-- start --
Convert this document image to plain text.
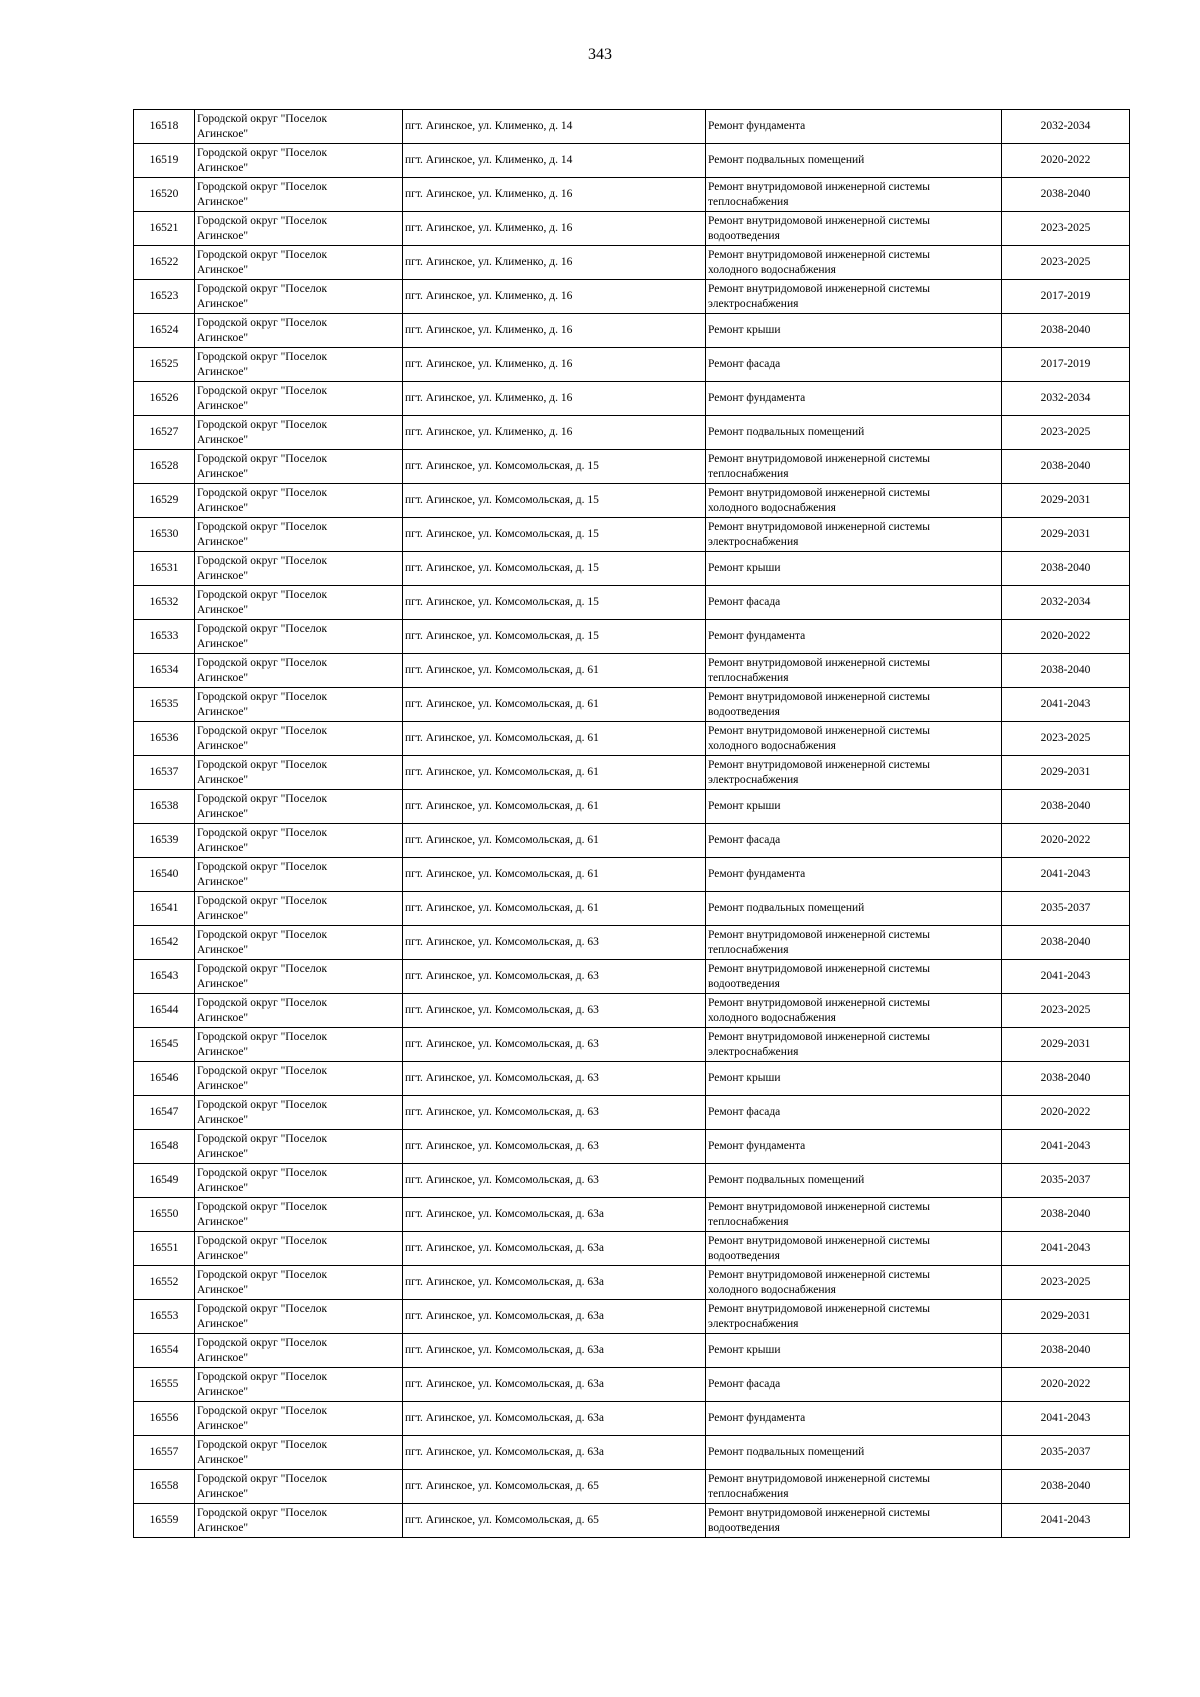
343
16518	Городской округ "Поселок
Агинское"	пгт. Агинское, ул. Клименко, д. 14	Ремонт фундамента	2032-2034
16519	Городской округ "Поселок
Агинское"	пгт. Агинское, ул. Клименко, д. 14	Ремонт подвальных помещений	2020-2022
16520	Городской округ "Поселок
Агинское"	пгт. Агинское, ул. Клименко, д. 16	Ремонт внутридомовой инженерной системы
теплоснабжения	2038-2040
16521	Городской округ "Поселок
Агинское"	пгт. Агинское, ул. Клименко, д. 16	Ремонт внутридомовой инженерной системы
водоотведения	2023-2025
16522	Городской округ "Поселок
Агинское"	пгт. Агинское, ул. Клименко, д. 16	Ремонт внутридомовой инженерной системы
холодного водоснабжения	2023-2025
16523	Городской округ "Поселок
Агинское"	пгт. Агинское, ул. Клименко, д. 16	Ремонт внутридомовой инженерной системы
электроснабжения	2017-2019
16524	Городской округ "Поселок
Агинское"	пгт. Агинское, ул. Клименко, д. 16	Ремонт крыши	2038-2040
16525	Городской округ "Поселок
Агинское"	пгт. Агинское, ул. Клименко, д. 16	Ремонт фасада	2017-2019
16526	Городской округ "Поселок
Агинское"	пгт. Агинское, ул. Клименко, д. 16	Ремонт фундамента	2032-2034
16527	Городской округ "Поселок
Агинское"	пгт. Агинское, ул. Клименко, д. 16	Ремонт подвальных помещений	2023-2025
16528	Городской округ "Поселок
Агинское"	пгт. Агинское, ул. Комсомольская, д. 15	Ремонт внутридомовой инженерной системы
теплоснабжения	2038-2040
16529	Городской округ "Поселок
Агинское"	пгт. Агинское, ул. Комсомольская, д. 15	Ремонт внутридомовой инженерной системы
холодного водоснабжения	2029-2031
16530	Городской округ "Поселок
Агинское"	пгт. Агинское, ул. Комсомольская, д. 15	Ремонт внутридомовой инженерной системы
электроснабжения	2029-2031
16531	Городской округ "Поселок
Агинское"	пгт. Агинское, ул. Комсомольская, д. 15	Ремонт крыши	2038-2040
16532	Городской округ "Поселок
Агинское"	пгт. Агинское, ул. Комсомольская, д. 15	Ремонт фасада	2032-2034
16533	Городской округ "Поселок
Агинское"	пгт. Агинское, ул. Комсомольская, д. 15	Ремонт фундамента	2020-2022
16534	Городской округ "Поселок
Агинское"	пгт. Агинское, ул. Комсомольская, д. 61	Ремонт внутридомовой инженерной системы
теплоснабжения	2038-2040
16535	Городской округ "Поселок
Агинское"	пгт. Агинское, ул. Комсомольская, д. 61	Ремонт внутридомовой инженерной системы
водоотведения	2041-2043
16536	Городской округ "Поселок
Агинское"	пгт. Агинское, ул. Комсомольская, д. 61	Ремонт внутридомовой инженерной системы
холодного водоснабжения	2023-2025
16537	Городской округ "Поселок
Агинское"	пгт. Агинское, ул. Комсомольская, д. 61	Ремонт внутридомовой инженерной системы
электроснабжения	2029-2031
16538	Городской округ "Поселок
Агинское"	пгт. Агинское, ул. Комсомольская, д. 61	Ремонт крыши	2038-2040
16539	Городской округ "Поселок
Агинское"	пгт. Агинское, ул. Комсомольская, д. 61	Ремонт фасада	2020-2022
16540	Городской округ "Поселок
Агинское"	пгт. Агинское, ул. Комсомольская, д. 61	Ремонт фундамента	2041-2043
16541	Городской округ "Поселок
Агинское"	пгт. Агинское, ул. Комсомольская, д. 61	Ремонт подвальных помещений	2035-2037
16542	Городской округ "Поселок
Агинское"	пгт. Агинское, ул. Комсомольская, д. 63	Ремонт внутридомовой инженерной системы
теплоснабжения	2038-2040
16543	Городской округ "Поселок
Агинское"	пгт. Агинское, ул. Комсомольская, д. 63	Ремонт внутридомовой инженерной системы
водоотведения	2041-2043
16544	Городской округ "Поселок
Агинское"	пгт. Агинское, ул. Комсомольская, д. 63	Ремонт внутридомовой инженерной системы
холодного водоснабжения	2023-2025
16545	Городской округ "Поселок
Агинское"	пгт. Агинское, ул. Комсомольская, д. 63	Ремонт внутридомовой инженерной системы
электроснабжения	2029-2031
16546	Городской округ "Поселок
Агинское"	пгт. Агинское, ул. Комсомольская, д. 63	Ремонт крыши	2038-2040
16547	Городской округ "Поселок
Агинское"	пгт. Агинское, ул. Комсомольская, д. 63	Ремонт фасада	2020-2022
16548	Городской округ "Поселок
Агинское"	пгт. Агинское, ул. Комсомольская, д. 63	Ремонт фундамента	2041-2043
16549	Городской округ "Поселок
Агинское"	пгт. Агинское, ул. Комсомольская, д. 63	Ремонт подвальных помещений	2035-2037
16550	Городской округ "Поселок
Агинское"	пгт. Агинское, ул. Комсомольская, д. 63а	Ремонт внутридомовой инженерной системы
теплоснабжения	2038-2040
16551	Городской округ "Поселок
Агинское"	пгт. Агинское, ул. Комсомольская, д. 63а	Ремонт внутридомовой инженерной системы
водоотведения	2041-2043
16552	Городской округ "Поселок
Агинское"	пгт. Агинское, ул. Комсомольская, д. 63а	Ремонт внутридомовой инженерной системы
холодного водоснабжения	2023-2025
16553	Городской округ "Поселок
Агинское"	пгт. Агинское, ул. Комсомольская, д. 63а	Ремонт внутридомовой инженерной системы
электроснабжения	2029-2031
16554	Городской округ "Поселок
Агинское"	пгт. Агинское, ул. Комсомольская, д. 63а	Ремонт крыши	2038-2040
16555	Городской округ "Поселок
Агинское"	пгт. Агинское, ул. Комсомольская, д. 63а	Ремонт фасада	2020-2022
16556	Городской округ "Поселок
Агинское"	пгт. Агинское, ул. Комсомольская, д. 63а	Ремонт фундамента	2041-2043
16557	Городской округ "Поселок
Агинское"	пгт. Агинское, ул. Комсомольская, д. 63а	Ремонт подвальных помещений	2035-2037
16558	Городской округ "Поселок
Агинское"	пгт. Агинское, ул. Комсомольская, д. 65	Ремонт внутридомовой инженерной системы
теплоснабжения	2038-2040
16559	Городской округ "Поселок
Агинское"	пгт. Агинское, ул. Комсомольская, д. 65	Ремонт внутридомовой инженерной системы
водоотведения	2041-2043
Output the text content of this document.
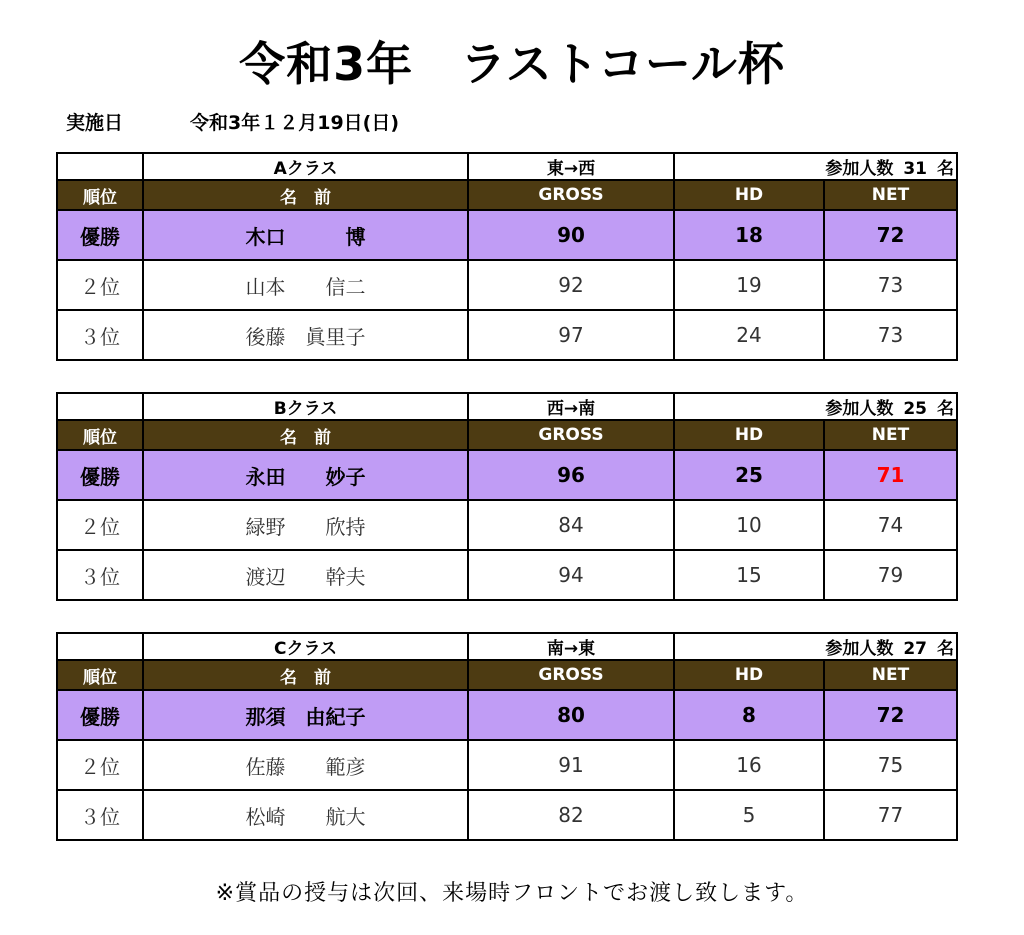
令和3年　ラストコール杯
実施日	令和3年１２月19日(日)
	Aクラス	東→西	参加人数 31 名	
順位	名　前	GROSS	HD	NET
優勝	木口　　　博	90	18	72
２位	山本　　信二	92	19	73
３位	後藤　眞里子	97	24	73
	Bクラス	西→南	参加人数 25 名	
順位	名　前	GROSS	HD	NET
優勝	永田　　妙子	96	25	71
２位	緑野　　欣持	84	10	74
３位	渡辺　　幹夫	94	15	79
	Cクラス	南→東	参加人数 27 名	
順位	名　前	GROSS	HD	NET
優勝	那須　由紀子	80	8	72
２位	佐藤　　範彦	91	16	75
３位	松崎　　航大	82	5	77
※賞品の授与は次回、来場時フロントでお渡し致します。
-- end --
Written instruction:
Copy out each line of the data where the string "document" appears.

Full answer:
Convert this document image to plain text.
Output the text content of this document.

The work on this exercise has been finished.